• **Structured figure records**
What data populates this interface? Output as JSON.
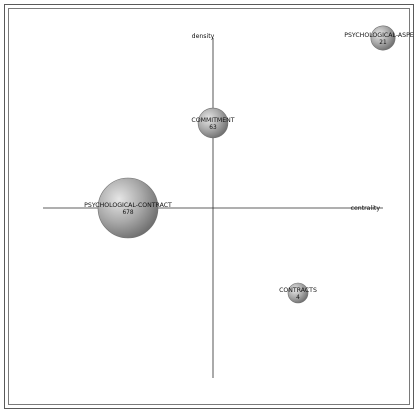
{
  "chart_data": {
    "type": "scatter",
    "title": "",
    "xlabel": "centrality",
    "ylabel": "density",
    "xlim": [
      -1,
      1
    ],
    "ylim": [
      -1,
      1
    ],
    "grid": false,
    "legend": "none",
    "marker_color_light": "#d9d9d9",
    "marker_color_dark": "#6f6f6f",
    "points": [
      {
        "label": "PSYCHOLOGICAL-ASPE",
        "count": "21",
        "x": 1.0,
        "y": 1.0,
        "size": 21
      },
      {
        "label": "COMMITMENT",
        "count": "63",
        "x": 0.0,
        "y": 0.5,
        "size": 63
      },
      {
        "label": "PSYCHOLOGICAL-CONTRACT",
        "count": "678",
        "x": -0.5,
        "y": 0.0,
        "size": 678
      },
      {
        "label": "CONTRACTS",
        "count": "4",
        "x": 0.5,
        "y": -0.5,
        "size": 4
      }
    ]
  }
}
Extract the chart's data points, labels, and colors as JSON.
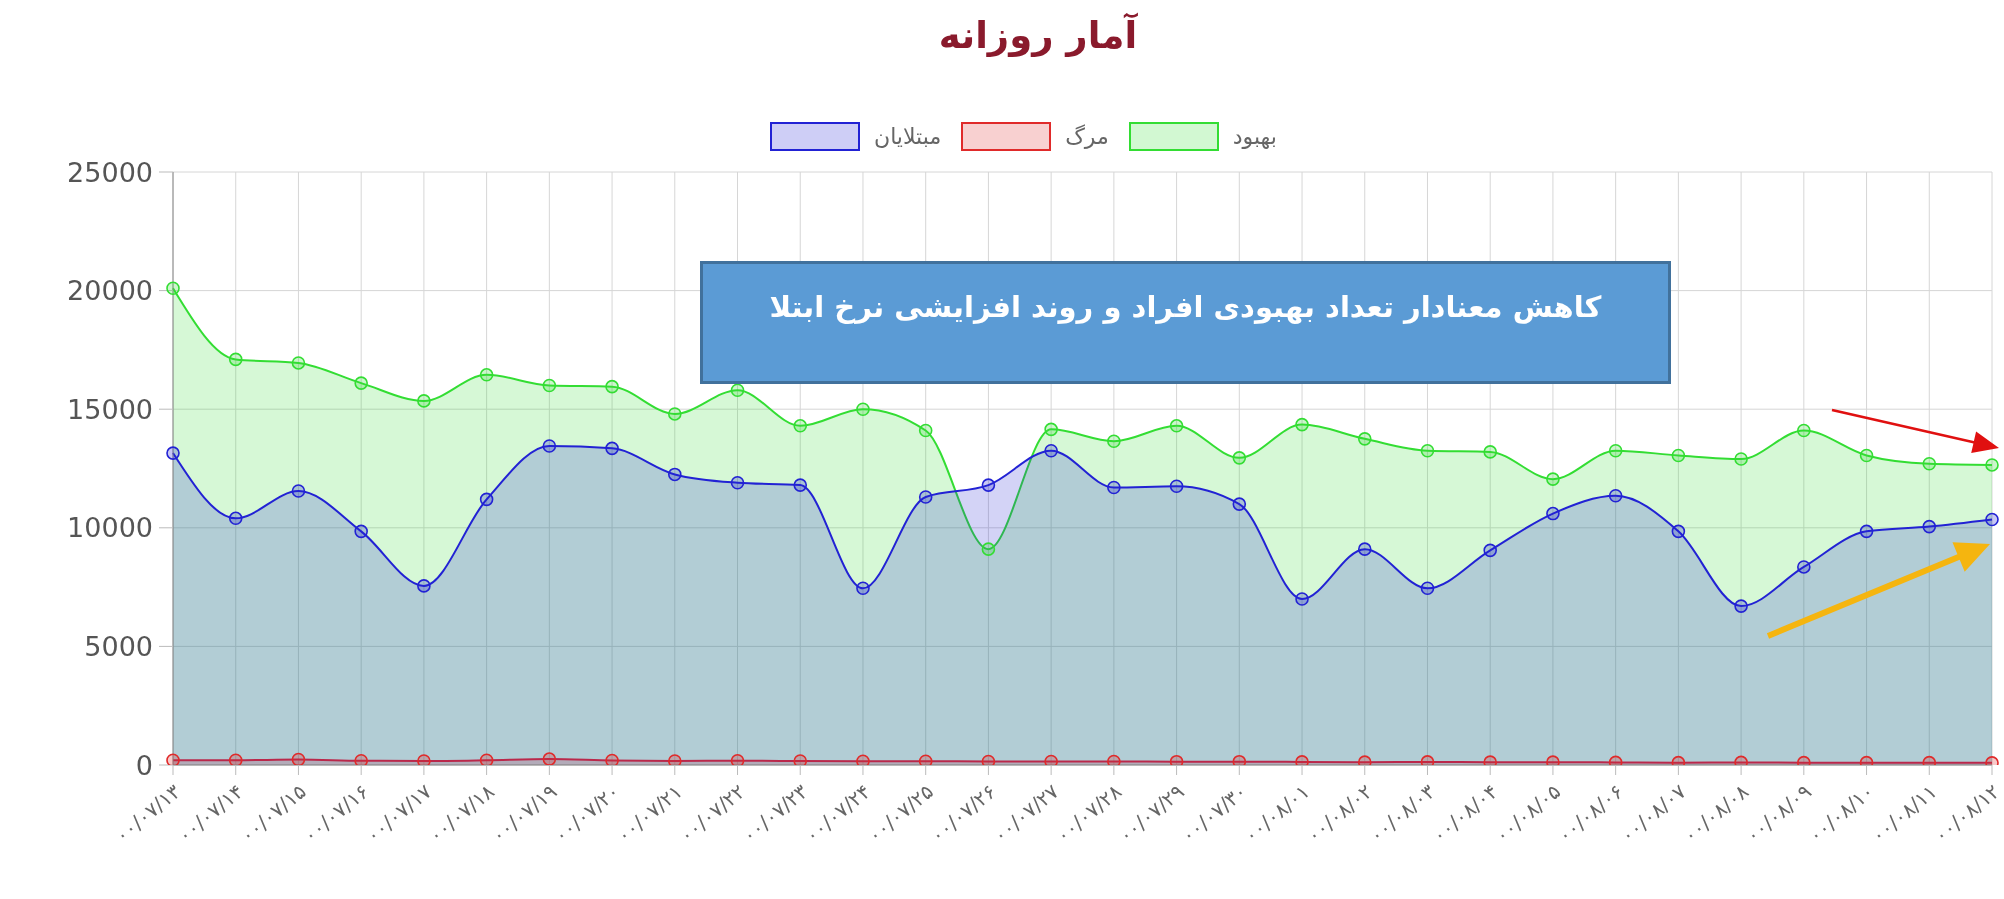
{
  "chart_data": {
    "type": "area",
    "title": "آمار روزانه",
    "categories": [
      "۰۰/۰۷/۱۳",
      "۰۰/۰۷/۱۴",
      "۰۰/۰۷/۱۵",
      "۰۰/۰۷/۱۶",
      "۰۰/۰۷/۱۷",
      "۰۰/۰۷/۱۸",
      "۰۰/۰۷/۱۹",
      "۰۰/۰۷/۲۰",
      "۰۰/۰۷/۲۱",
      "۰۰/۰۷/۲۲",
      "۰۰/۰۷/۲۳",
      "۰۰/۰۷/۲۴",
      "۰۰/۰۷/۲۵",
      "۰۰/۰۷/۲۶",
      "۰۰/۰۷/۲۷",
      "۰۰/۰۷/۲۸",
      "۰۰/۰۷/۲۹",
      "۰۰/۰۷/۳۰",
      "۰۰/۰۸/۰۱",
      "۰۰/۰۸/۰۲",
      "۰۰/۰۸/۰۳",
      "۰۰/۰۸/۰۴",
      "۰۰/۰۸/۰۵",
      "۰۰/۰۸/۰۶",
      "۰۰/۰۸/۰۷",
      "۰۰/۰۸/۰۸",
      "۰۰/۰۸/۰۹",
      "۰۰/۰۸/۱۰",
      "۰۰/۰۸/۱۱",
      "۰۰/۰۸/۱۲"
    ],
    "series": [
      {
        "name": "مبتلایان",
        "color": "#2222d4",
        "values": [
          13150,
          10400,
          11550,
          9850,
          7550,
          11200,
          13450,
          13350,
          12250,
          11900,
          11800,
          7450,
          11300,
          11800,
          13250,
          11700,
          11750,
          11000,
          7000,
          9100,
          7450,
          9050,
          10600,
          11350,
          9850,
          6700,
          8350,
          9850,
          10050,
          10350
        ]
      },
      {
        "name": "مرگ",
        "color": "#e02a2a",
        "values": [
          200,
          200,
          230,
          180,
          170,
          200,
          250,
          190,
          170,
          180,
          170,
          160,
          160,
          150,
          150,
          150,
          140,
          140,
          130,
          120,
          130,
          120,
          120,
          110,
          100,
          110,
          100,
          100,
          100,
          90
        ]
      },
      {
        "name": "بهبود",
        "color": "#33dd33",
        "values": [
          20100,
          17100,
          16950,
          16100,
          15350,
          16450,
          16000,
          15950,
          14800,
          15800,
          14300,
          15000,
          14100,
          9100,
          14150,
          13650,
          14300,
          12950,
          14350,
          13750,
          13250,
          13200,
          12050,
          13250,
          13050,
          12900,
          14100,
          13050,
          12700,
          12650
        ]
      }
    ],
    "ylim": [
      0,
      25000
    ],
    "yticks": [
      0,
      5000,
      10000,
      15000,
      20000,
      25000
    ],
    "grid": true,
    "legend": "top",
    "marker": "circle",
    "annotations": [
      "کاهش معنادار تعداد بهبودی افراد و روند افزایشی نرخ ابتلا"
    ]
  }
}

• **Request**
Which lines in the data above contain "PSYCHOLOGICAL"? Show each one.

• **Expected answer**
        "label": "PSYCHOLOGICAL-ASPE",
        "label": "PSYCHOLOGICAL-CONTRACT",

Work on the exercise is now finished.